'''
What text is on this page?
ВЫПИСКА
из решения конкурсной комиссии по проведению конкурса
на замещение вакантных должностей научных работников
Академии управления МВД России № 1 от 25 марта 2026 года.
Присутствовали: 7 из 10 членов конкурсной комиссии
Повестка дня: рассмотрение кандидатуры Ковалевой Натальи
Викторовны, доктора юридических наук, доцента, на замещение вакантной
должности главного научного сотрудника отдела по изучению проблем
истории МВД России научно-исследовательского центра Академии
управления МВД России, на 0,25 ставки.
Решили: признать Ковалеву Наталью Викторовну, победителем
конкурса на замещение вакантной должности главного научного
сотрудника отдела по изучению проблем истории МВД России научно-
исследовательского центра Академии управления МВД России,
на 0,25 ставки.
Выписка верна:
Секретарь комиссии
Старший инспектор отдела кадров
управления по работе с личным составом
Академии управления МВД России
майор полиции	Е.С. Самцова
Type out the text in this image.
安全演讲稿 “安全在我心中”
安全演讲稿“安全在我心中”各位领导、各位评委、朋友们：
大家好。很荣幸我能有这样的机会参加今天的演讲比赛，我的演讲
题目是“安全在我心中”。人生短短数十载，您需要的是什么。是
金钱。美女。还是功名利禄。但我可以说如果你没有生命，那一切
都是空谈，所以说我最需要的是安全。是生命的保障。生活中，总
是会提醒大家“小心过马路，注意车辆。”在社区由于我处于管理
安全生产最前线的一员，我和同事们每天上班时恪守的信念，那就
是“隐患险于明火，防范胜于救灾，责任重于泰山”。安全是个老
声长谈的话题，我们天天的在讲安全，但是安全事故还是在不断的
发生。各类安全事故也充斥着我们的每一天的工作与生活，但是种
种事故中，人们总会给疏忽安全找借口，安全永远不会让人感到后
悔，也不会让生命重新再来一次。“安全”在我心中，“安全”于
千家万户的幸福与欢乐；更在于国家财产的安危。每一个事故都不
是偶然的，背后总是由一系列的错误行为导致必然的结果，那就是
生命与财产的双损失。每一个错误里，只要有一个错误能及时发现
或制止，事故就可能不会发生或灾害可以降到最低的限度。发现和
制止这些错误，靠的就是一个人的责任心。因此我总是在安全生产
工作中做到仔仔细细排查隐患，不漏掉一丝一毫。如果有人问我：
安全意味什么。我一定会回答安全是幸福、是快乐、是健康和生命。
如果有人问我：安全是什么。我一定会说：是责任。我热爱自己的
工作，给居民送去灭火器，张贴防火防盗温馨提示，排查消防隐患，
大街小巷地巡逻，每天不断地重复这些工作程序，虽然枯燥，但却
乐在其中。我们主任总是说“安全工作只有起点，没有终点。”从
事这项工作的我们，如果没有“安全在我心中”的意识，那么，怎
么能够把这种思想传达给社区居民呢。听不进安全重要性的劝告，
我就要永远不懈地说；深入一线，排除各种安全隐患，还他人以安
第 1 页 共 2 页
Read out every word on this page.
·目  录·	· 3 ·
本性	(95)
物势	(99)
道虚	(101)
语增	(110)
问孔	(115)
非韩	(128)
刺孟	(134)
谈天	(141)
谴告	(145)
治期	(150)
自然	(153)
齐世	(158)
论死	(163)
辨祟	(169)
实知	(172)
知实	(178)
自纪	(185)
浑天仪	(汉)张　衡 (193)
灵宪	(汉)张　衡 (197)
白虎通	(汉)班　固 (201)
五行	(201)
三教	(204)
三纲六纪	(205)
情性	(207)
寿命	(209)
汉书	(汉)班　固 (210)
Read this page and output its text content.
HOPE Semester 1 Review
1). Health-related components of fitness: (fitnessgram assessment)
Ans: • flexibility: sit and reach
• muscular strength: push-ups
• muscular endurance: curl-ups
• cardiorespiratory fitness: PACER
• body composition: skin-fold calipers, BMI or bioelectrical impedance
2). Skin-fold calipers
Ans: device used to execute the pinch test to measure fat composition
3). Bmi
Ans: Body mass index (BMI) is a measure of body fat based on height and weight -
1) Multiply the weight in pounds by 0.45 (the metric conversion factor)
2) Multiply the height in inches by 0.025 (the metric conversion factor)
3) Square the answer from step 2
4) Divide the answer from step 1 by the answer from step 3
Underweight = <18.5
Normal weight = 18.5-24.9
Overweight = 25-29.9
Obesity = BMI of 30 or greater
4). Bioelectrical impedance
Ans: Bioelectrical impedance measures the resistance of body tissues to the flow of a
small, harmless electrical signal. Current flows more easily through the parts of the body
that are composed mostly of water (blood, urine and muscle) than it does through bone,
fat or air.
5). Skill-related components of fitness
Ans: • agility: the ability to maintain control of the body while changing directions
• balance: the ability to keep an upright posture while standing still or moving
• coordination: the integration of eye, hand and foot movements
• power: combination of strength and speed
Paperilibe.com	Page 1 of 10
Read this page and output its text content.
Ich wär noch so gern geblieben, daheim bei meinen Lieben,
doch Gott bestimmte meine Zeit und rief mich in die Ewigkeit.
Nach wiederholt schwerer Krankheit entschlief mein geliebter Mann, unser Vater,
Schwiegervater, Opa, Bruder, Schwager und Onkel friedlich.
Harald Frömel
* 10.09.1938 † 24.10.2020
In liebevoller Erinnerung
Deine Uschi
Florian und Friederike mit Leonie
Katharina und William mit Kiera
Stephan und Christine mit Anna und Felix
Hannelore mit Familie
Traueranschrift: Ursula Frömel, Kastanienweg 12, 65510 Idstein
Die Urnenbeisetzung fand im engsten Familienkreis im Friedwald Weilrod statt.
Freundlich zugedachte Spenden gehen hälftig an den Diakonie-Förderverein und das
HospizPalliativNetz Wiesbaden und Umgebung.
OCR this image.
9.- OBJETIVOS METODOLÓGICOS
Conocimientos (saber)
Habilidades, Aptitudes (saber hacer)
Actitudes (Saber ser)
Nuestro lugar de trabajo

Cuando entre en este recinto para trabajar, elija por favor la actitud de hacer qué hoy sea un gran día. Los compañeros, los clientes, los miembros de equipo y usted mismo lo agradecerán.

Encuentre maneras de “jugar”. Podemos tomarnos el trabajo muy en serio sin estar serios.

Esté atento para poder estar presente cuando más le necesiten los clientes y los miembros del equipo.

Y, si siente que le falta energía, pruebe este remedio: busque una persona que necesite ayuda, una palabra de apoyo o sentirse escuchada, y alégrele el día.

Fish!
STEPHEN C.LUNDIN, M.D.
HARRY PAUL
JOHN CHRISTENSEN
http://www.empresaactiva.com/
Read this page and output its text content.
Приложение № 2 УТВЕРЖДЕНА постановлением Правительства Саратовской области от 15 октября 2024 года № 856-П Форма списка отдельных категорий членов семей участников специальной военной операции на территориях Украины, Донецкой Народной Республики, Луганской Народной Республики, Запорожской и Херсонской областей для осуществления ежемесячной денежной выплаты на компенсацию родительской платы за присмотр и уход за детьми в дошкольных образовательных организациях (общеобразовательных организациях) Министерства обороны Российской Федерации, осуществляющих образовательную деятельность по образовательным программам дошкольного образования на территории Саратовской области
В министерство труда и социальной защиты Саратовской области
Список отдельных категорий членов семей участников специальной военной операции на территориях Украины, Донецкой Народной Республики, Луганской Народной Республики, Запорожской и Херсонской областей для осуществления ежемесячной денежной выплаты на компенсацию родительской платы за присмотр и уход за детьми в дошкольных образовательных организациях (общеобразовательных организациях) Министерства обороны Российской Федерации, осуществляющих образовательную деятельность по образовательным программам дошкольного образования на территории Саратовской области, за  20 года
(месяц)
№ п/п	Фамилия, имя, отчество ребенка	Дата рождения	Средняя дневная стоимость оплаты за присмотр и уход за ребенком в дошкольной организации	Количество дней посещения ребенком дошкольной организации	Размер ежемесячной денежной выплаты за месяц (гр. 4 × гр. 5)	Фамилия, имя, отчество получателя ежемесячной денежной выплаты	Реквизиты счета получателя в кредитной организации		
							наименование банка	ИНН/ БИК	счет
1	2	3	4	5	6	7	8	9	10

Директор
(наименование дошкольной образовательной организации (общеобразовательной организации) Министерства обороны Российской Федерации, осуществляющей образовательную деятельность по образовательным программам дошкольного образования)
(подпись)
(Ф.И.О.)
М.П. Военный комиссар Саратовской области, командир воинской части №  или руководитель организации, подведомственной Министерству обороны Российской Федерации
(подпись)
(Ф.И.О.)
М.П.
'''
## Exercise instructions
Copy each line above containing the string "управления".

## The response
Академии управления МВД России № 1 от 25 марта 2026 года.
управления МВД России, на 0,25 ставки.
исследовательского центра Академии управления МВД России,
управления по работе с личным составом
Академии управления МВД России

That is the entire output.